▶ **Aim of the exercise**: Extract every line that contains the word "защиты".

▶ **Provided records**:

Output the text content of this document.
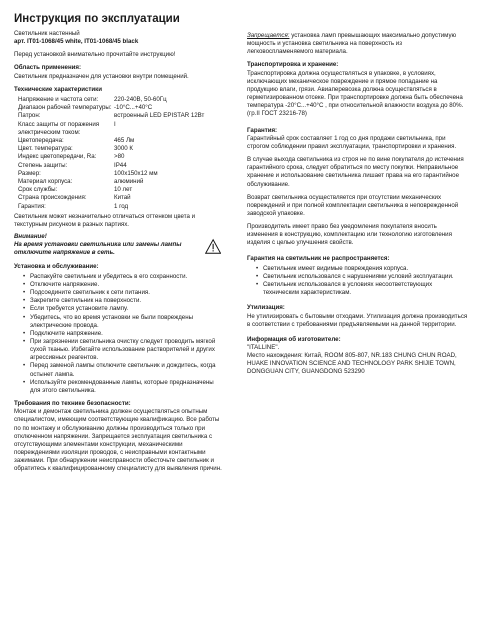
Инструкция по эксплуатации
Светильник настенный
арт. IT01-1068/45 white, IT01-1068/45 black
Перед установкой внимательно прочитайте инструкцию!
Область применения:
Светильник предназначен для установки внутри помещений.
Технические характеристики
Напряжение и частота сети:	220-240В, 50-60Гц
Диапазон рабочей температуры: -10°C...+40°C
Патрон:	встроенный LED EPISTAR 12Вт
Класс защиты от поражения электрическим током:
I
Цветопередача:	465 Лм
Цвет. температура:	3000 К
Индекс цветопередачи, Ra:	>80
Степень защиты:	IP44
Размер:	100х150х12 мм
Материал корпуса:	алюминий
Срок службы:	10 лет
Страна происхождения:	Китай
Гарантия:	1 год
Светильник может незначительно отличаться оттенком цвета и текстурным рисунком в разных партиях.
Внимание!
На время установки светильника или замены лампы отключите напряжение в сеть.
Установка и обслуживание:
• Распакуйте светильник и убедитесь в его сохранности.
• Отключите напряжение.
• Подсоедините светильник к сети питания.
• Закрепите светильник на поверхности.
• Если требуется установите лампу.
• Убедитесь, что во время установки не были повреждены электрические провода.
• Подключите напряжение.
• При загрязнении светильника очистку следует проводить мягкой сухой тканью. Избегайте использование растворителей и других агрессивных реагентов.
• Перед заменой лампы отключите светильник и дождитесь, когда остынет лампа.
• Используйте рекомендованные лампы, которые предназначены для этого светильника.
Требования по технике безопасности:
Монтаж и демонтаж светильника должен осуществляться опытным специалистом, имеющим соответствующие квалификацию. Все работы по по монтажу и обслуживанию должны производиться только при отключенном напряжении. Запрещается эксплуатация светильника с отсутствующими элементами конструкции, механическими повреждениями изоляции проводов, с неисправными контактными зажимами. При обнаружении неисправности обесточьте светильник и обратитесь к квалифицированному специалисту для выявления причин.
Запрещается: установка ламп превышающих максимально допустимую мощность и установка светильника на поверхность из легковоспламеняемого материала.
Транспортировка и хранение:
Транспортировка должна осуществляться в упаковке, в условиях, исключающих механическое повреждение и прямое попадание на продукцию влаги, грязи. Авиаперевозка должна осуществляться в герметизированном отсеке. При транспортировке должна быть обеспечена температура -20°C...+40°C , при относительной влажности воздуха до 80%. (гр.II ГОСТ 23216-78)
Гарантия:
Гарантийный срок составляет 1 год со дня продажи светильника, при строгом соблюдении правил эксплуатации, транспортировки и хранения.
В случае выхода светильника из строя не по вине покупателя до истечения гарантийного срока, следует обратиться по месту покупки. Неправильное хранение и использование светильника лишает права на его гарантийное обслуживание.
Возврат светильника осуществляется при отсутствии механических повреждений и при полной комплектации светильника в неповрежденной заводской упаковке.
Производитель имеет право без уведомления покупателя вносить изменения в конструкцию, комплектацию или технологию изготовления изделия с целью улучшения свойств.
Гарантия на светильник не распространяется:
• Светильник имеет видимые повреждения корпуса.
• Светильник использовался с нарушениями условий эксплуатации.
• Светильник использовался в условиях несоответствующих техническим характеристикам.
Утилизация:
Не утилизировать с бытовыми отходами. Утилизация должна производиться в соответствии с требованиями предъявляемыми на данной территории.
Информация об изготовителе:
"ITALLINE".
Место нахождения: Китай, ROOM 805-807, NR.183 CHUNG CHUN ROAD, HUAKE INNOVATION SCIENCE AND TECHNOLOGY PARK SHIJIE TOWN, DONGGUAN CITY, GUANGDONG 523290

--

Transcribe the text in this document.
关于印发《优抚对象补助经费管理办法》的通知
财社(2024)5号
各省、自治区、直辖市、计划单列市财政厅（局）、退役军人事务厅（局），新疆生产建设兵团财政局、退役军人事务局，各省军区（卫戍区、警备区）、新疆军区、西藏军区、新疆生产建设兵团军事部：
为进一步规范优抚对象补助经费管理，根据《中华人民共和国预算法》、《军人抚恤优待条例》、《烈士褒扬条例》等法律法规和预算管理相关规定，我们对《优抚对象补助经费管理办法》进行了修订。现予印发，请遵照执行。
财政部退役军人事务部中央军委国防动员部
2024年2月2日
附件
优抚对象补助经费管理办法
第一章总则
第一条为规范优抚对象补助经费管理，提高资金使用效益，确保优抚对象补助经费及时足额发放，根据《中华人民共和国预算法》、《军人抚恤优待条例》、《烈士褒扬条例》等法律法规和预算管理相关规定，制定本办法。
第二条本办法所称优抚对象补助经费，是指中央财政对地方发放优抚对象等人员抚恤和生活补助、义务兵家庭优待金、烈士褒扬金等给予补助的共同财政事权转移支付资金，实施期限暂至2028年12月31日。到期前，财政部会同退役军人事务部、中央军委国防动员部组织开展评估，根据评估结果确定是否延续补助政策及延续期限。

▶ **Response below**:
Класс защиты от поражения электрическим током:
Степень защиты:	IP44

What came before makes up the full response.